◆ **Set task**: For each line in the data below that holds "который", return a copy.

◆ **Records provided**:
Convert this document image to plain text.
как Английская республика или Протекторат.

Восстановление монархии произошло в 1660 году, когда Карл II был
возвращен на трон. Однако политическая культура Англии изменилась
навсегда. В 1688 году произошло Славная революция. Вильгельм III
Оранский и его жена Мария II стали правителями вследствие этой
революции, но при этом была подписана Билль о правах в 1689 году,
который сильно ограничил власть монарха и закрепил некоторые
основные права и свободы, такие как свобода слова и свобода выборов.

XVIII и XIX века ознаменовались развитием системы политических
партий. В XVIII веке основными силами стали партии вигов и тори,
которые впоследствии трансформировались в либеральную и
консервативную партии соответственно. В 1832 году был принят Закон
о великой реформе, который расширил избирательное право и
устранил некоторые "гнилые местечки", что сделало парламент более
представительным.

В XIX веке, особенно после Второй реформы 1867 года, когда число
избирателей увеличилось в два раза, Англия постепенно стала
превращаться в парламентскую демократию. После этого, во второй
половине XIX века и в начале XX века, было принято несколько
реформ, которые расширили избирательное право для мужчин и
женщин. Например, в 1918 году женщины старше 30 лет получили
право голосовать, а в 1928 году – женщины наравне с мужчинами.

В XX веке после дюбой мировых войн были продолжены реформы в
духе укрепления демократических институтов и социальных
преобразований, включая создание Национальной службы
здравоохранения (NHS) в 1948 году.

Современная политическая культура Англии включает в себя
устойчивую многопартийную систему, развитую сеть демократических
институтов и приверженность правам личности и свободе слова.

◆ **Answer to the exercise**:
который сильно ограничил власть монарха и закрепил некоторые
о великой реформе, который расширил избирательное право и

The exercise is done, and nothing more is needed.